---- ИСХОДНЫЙ ТЕКСТ

В самый день Рождества о. Серафим долго беседовал с одним мирянином. Это была, может быть, последняя длинная его беседа.
"Добро делай, — говорил он, — путь Господень все равно! Враг везде с тобой будет. Кто приобщается, везде спасен будет; а кто не приобщается — не мню. — Вот что делай: укоряют — не укоряй; гонят — терпи; хулят — хвали; осуждай сам себя, так Бог не осудит; покоряй волю свою воле Господней; никогда не льсти; познавай в себе добро и зло: блажен человък, который знает это. Люби ближнего: ближний плоть твоя. Если по плоти поживешь, то душу и плоть погубишь; а если по Божьему, то обоих спасешь. За уступки миру многие погибли: аще кто не творит добра, тот и согрешает. Надобно любить всех и больше всех — Бога…"
"Подчиненных храни милостями, облегчением от трудов, а не ранами. Напой, накорми, будь справедлив, Господь терпит; Бог знает, может быть, и еще протерпит долго. Ты так делай: аще Бог прощает, и ты прощай".
"Что приняла и облобызала св. Церковь, все для сердца христианина должно быть любезно. Не забывай праздничных дней; будь воздержан, ходи в церковь, разве немощи когда; молись за всех; много этим добра сделаешь; давай свечи, вино и елей в церковь: милостыня много тебе блага сделает. По постам скоромного не ешь: хлеб и вода никому не вредны. Как же люди по 100 лет жили? Не о хлебе едином жив человек. Что Церковь положила на семи вселенских соборах, исполняй. Горе тому, кто слово одно прибавит к сему или убавит. Что врачи говорят про праведных, которые исцеляли от гниющих ран одним прикосновением? Господь призывает нас, да мы сами не хотим. — Смирение приобретай молчанием. Бог сказал пророку Исаии: на кого воззрю, токмо на кроткого и молчаливого и трепещущего словес Моих".
Все время этой беседы о. Серафим был очень радостен. Он говорил чрезвычайно поспешно; посетитель едва успевал прочитывать вопросы, как тотчас получал на них ответы. Старец стоял, опершись на свой дубовый гроб, и держал в руках зажженную восковую свечу.
В этот же день старец приобщался, долго беседовал с игуменом и просил его о многих иноках, особенно из младших.
Сбоку алтаря Успенского собора он отметил себе могилу.
Как-то в конце 1832 года один монах спросил старца: "Почему мы не имеем строгой жизни древних подвижников?"
— Потому, — отвечал старец, — что не имеем решимости; а благодать и помощь Божия к верным и всем сердцем ищущим Господа ныне та же, какая была и прежде — и мы могли бы жить, как древние отцы: ибо, по слову Божию, Иисус Христос "вчера и днесь, той же и во веки!"
Эти слова — печать жизни о. Серафима.

--------
---- ИСХОДНЫЕ МАТЕРИАЛЫ

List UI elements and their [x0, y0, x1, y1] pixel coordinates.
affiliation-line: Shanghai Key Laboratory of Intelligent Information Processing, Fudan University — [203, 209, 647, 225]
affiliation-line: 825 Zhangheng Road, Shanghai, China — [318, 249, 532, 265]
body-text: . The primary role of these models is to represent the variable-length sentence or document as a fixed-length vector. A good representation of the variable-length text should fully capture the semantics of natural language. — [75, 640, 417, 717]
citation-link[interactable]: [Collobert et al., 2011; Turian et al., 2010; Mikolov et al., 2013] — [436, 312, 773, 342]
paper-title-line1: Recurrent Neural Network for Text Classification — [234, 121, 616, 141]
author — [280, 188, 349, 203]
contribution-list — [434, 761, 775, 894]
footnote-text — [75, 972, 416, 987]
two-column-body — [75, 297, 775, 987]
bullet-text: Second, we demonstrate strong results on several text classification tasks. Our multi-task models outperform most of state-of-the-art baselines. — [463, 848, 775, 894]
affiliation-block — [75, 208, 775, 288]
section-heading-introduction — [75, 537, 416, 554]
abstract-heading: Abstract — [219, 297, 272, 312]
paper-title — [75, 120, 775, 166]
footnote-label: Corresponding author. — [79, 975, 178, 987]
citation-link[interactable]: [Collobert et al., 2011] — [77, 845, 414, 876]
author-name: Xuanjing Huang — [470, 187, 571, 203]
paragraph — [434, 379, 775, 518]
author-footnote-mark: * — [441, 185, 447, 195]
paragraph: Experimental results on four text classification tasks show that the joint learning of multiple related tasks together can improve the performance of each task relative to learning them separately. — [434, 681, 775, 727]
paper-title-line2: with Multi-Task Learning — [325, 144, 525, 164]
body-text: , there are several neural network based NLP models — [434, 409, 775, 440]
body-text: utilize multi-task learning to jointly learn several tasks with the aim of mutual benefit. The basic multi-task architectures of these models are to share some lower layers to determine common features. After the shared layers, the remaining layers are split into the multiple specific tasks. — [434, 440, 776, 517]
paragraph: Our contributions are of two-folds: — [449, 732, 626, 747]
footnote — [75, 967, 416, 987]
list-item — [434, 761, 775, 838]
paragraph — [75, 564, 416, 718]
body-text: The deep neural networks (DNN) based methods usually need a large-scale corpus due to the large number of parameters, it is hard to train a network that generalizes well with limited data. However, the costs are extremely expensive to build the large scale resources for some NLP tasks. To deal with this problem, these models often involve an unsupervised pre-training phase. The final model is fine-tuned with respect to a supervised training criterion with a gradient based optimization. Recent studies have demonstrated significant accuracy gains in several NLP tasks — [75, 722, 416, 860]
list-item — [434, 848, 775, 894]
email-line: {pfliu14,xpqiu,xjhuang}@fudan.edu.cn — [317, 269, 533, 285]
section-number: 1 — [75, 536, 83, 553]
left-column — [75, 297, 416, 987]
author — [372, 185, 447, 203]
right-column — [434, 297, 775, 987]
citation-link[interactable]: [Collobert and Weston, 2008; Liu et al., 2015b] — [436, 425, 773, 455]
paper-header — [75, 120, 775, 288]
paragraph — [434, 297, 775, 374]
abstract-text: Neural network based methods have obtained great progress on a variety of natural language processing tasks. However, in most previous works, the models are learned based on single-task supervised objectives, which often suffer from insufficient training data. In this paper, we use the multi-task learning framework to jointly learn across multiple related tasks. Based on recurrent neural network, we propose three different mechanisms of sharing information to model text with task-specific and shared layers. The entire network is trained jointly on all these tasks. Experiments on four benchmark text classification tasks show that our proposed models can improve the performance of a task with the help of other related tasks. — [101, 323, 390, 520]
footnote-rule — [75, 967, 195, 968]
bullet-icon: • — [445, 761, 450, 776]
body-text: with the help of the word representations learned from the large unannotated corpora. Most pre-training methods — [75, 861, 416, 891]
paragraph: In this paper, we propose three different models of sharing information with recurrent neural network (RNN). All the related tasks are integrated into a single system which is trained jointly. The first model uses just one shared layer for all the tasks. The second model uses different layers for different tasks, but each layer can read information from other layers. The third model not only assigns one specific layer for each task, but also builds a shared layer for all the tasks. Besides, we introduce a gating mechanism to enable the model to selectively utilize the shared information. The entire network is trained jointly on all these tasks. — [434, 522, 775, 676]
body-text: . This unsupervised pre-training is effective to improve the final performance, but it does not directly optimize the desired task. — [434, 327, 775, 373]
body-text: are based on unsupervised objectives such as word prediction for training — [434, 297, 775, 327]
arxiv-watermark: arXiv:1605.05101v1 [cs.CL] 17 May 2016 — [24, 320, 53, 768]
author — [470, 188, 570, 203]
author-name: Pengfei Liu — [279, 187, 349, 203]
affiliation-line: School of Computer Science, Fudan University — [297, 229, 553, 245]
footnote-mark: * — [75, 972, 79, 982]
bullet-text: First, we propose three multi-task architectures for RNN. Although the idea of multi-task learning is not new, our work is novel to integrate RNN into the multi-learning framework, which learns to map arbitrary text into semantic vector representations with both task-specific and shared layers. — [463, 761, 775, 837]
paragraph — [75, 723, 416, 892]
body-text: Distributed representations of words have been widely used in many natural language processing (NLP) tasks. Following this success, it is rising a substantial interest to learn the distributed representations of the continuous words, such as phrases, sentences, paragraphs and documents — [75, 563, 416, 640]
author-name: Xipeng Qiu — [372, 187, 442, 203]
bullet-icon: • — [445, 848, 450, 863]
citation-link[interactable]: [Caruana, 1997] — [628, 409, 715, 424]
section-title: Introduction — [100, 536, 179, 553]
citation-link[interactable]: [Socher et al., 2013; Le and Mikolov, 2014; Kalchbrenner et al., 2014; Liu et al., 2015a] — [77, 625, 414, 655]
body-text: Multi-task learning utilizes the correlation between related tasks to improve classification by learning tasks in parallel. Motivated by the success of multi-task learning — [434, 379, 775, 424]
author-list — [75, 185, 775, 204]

--------

### ЧТО СДЕЛАТЬ
1. Перепишите отрывок текста о старце Серафиме от слов «Все время этой» до слов «жизни о. Серафима.», заменив «дубовый гроб» на «сосновый гроб».
2. Допишите текст о старце Серафиме дальше, начав сразу после его последнего предложения.

### ОТВЕТЫ ПО ПОРЯДКУ
1.
Все время этой беседы о. Серафим был очень радостен. Он говорил чрезвычайно поспешно; посетитель едва успевал прочитывать вопросы, как тотчас получал на них ответы. Старец стоял, опершись на свой сосновый гроб, и держал в руках зажженную восковую свечу.
В этот же день старец приобщался, долго беседовал с игуменом и просил его о многих иноках, особенно из младших.
Сбоку алтаря Успенского собора он отметил себе могилу.
Как-то в конце 1832 года один монах спросил старца: "Почему мы не имеем строгой жизни древних подвижников?"
— Потому, — отвечал старец, — что не имеем решимости; а благодать и помощь Божия к верным и всем сердцем ищущим Господа ныне та же, какая была и прежде — и мы могли бы жить, как древние отцы: ибо, по слову Божию, Иисус Христос "вчера и днесь, той же и во веки!"
Эти слова — печать жизни о. Серафима.

2.
Наступил новый 1833-й год, пришедшийся на воскресенье.
О. Серафим выстоял раннюю обедню в дорогом ему больничном храме, во имя преп. Зосимы и Савватия, обошел все иконы, прикладываясь к каждой и ставя свечи, чего прежде не делал, — и приобщился.
В келлии у него пылали негасимые им свечи, потому что на все предостережения он говорил всегда: "Пока я жив — пожара не будет, а смерть моя откроется пожаром".
После службы, старец простился со всеми молившимися монахами, благословил, поцеловал и говорил: "Спасайтесь, не унывайте, бодрствуйте, днесь нам венцы готовятся!" Он приложился еще ко кресту, к иконе Богоматери, поклонился в алтаре св. престолу и вышел северными дверями, как бы в знамение того, что человек входит в жизнь рождением, а уходит смертью. В нем заметили крайнее изнеможение.
Сосед его по келлии заметил, что три раза в этот день он выходил на место, указанное для погребения, и смотрел долго в землю, а вечером пел в келлии пасхальные песни и победные молитвы.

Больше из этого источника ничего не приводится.